→ THE EXERCISE
Scan each line of the records for the word "пюре" and extract the ones that have it.

→ DATA PROVIDED
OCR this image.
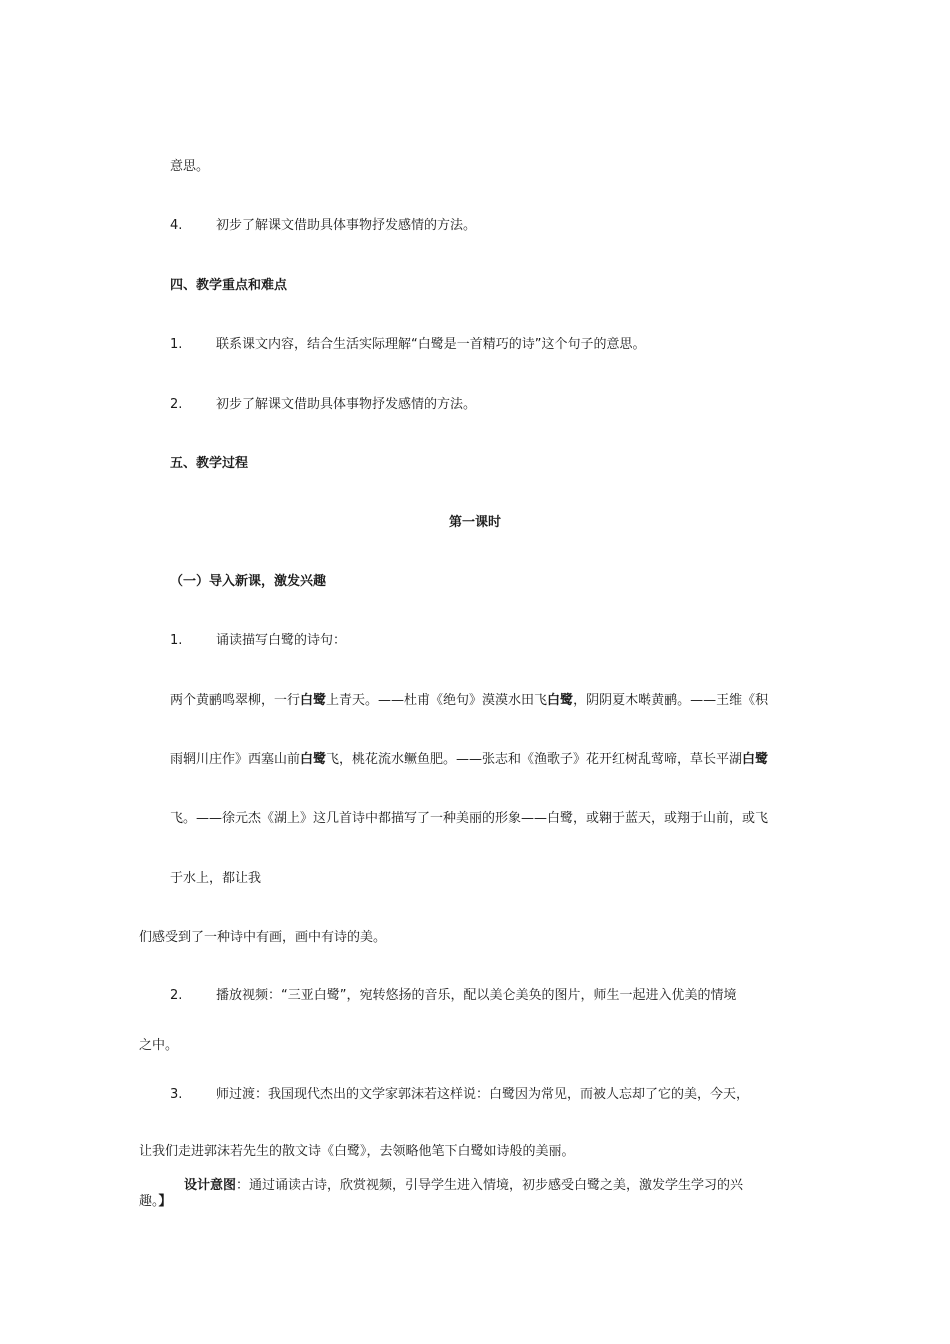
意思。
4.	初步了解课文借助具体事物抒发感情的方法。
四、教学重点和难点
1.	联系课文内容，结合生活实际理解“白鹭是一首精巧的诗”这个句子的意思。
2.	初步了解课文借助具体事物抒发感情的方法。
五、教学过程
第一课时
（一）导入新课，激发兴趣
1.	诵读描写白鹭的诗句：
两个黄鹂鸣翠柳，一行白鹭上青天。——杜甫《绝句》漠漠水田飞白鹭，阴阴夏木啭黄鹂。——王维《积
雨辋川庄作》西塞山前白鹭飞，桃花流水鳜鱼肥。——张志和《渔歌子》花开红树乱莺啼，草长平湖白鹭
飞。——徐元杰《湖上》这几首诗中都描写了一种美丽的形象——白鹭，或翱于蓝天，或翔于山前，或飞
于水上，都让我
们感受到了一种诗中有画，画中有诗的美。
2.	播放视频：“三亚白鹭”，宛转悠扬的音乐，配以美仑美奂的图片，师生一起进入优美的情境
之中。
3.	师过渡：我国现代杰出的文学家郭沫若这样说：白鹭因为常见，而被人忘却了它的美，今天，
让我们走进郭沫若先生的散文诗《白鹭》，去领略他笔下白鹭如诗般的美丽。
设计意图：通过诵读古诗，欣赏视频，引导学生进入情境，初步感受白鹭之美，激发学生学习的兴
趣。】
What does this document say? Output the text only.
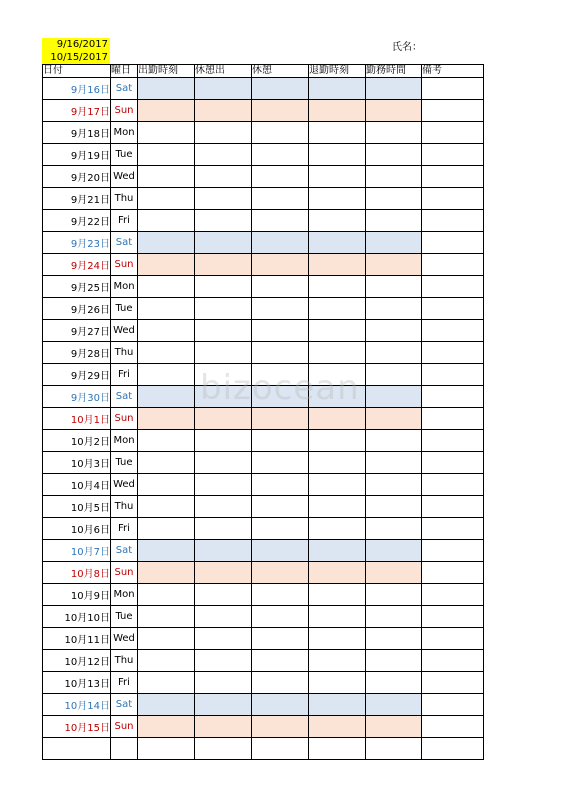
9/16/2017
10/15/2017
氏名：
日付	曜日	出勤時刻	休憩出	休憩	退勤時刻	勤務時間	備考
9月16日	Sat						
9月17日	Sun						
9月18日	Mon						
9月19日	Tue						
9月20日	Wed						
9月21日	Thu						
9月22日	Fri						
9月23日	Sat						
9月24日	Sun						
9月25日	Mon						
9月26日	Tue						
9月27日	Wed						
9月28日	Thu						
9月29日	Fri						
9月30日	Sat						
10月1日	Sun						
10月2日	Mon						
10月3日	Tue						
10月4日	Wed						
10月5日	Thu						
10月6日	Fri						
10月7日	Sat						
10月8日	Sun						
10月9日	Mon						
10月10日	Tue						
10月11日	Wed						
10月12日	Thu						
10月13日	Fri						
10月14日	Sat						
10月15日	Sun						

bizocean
---
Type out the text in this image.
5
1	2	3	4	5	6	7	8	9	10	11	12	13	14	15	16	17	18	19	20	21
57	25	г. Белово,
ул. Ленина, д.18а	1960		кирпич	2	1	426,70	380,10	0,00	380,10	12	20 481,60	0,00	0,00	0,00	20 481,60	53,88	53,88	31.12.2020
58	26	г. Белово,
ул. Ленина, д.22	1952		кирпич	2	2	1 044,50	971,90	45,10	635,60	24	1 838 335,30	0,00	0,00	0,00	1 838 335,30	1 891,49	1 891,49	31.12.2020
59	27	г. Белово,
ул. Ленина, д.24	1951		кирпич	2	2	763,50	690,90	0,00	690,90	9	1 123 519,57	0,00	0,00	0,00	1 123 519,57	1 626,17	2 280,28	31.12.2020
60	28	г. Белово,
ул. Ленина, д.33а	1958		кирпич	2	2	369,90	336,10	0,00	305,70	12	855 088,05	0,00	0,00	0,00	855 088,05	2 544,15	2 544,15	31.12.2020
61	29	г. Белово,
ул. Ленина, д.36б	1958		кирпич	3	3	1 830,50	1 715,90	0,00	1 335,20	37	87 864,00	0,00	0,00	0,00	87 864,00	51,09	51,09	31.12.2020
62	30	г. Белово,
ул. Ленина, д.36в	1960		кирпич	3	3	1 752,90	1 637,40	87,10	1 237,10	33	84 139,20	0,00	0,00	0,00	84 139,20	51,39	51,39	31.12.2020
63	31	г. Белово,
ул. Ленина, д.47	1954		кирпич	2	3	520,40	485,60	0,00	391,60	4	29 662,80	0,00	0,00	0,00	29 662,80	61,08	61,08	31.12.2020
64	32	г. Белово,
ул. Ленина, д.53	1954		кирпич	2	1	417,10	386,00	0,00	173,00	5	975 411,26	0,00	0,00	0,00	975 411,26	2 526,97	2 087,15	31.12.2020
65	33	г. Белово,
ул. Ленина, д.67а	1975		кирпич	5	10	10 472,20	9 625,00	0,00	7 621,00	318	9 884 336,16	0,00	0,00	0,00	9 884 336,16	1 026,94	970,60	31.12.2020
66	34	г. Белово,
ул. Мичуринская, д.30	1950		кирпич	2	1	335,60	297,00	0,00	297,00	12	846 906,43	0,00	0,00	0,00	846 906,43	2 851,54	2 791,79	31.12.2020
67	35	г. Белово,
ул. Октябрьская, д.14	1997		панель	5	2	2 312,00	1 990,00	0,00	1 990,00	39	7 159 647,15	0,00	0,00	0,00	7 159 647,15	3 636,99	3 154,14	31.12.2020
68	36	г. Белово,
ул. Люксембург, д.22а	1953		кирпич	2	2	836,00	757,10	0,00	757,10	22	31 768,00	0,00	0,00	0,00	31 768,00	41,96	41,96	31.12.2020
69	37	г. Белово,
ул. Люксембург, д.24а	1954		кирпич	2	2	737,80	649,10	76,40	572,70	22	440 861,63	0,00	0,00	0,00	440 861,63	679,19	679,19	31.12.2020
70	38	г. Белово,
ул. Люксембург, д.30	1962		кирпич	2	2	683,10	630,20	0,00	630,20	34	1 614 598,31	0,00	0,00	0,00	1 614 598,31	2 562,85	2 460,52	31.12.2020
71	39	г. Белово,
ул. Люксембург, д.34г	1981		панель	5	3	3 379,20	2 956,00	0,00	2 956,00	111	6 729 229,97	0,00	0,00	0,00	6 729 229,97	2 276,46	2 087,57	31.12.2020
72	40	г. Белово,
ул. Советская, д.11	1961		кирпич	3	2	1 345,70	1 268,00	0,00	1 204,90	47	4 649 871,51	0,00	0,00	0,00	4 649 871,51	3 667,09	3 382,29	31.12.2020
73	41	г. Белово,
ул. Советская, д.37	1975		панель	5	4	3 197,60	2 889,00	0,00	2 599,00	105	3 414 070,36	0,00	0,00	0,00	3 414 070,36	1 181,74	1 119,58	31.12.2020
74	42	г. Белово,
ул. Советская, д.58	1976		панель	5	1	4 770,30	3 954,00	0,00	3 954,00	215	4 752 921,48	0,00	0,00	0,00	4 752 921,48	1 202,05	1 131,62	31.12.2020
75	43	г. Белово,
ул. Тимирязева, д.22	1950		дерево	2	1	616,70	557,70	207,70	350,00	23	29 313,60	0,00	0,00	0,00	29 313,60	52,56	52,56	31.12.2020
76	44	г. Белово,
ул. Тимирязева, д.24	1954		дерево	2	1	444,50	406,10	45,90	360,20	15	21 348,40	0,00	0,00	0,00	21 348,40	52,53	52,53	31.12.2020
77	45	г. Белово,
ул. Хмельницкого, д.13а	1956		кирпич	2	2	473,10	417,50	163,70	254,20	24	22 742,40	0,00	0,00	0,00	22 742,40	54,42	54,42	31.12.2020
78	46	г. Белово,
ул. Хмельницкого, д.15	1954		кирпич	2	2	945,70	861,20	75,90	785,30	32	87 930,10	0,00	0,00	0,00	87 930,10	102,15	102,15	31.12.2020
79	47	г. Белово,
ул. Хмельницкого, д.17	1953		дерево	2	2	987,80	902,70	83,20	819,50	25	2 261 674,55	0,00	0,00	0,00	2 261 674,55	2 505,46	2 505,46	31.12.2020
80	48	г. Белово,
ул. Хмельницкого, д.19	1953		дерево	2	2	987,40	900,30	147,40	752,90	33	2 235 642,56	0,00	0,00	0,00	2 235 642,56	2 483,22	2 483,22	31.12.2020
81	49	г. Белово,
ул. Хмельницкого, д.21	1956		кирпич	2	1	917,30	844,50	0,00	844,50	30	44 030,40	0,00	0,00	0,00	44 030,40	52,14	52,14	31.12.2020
* * *
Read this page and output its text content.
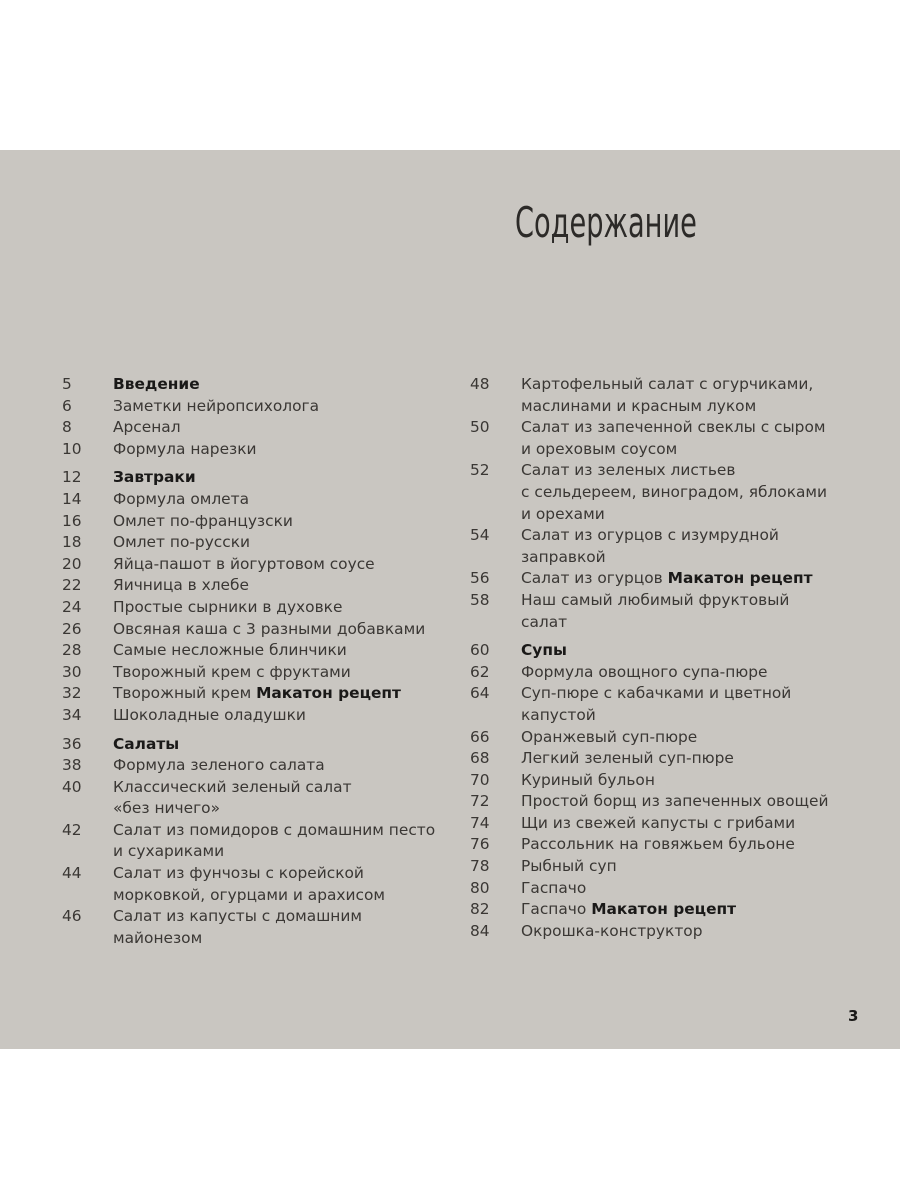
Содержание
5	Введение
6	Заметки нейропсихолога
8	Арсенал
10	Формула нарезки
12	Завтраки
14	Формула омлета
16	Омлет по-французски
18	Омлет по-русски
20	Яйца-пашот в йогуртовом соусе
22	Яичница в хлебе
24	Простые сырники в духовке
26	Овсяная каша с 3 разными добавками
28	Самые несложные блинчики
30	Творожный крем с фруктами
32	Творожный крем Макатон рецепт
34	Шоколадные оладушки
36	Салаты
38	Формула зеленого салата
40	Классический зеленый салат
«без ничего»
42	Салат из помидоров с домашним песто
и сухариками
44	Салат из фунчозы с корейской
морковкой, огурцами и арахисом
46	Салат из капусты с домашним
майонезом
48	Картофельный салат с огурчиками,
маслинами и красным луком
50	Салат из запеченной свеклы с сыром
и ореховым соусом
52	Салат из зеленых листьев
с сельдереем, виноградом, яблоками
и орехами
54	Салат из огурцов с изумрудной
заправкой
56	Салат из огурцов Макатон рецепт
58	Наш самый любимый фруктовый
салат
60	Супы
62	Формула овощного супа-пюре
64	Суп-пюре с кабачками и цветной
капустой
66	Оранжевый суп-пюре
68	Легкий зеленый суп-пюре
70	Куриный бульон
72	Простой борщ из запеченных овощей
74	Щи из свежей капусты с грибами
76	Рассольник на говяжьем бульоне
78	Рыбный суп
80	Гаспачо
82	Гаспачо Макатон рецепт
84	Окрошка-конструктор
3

→ CORRECT ANSWER
62	Формула овощного супа-пюре
64	Суп-пюре с кабачками и цветной
66	Оранжевый суп-пюре
68	Легкий зеленый суп-пюре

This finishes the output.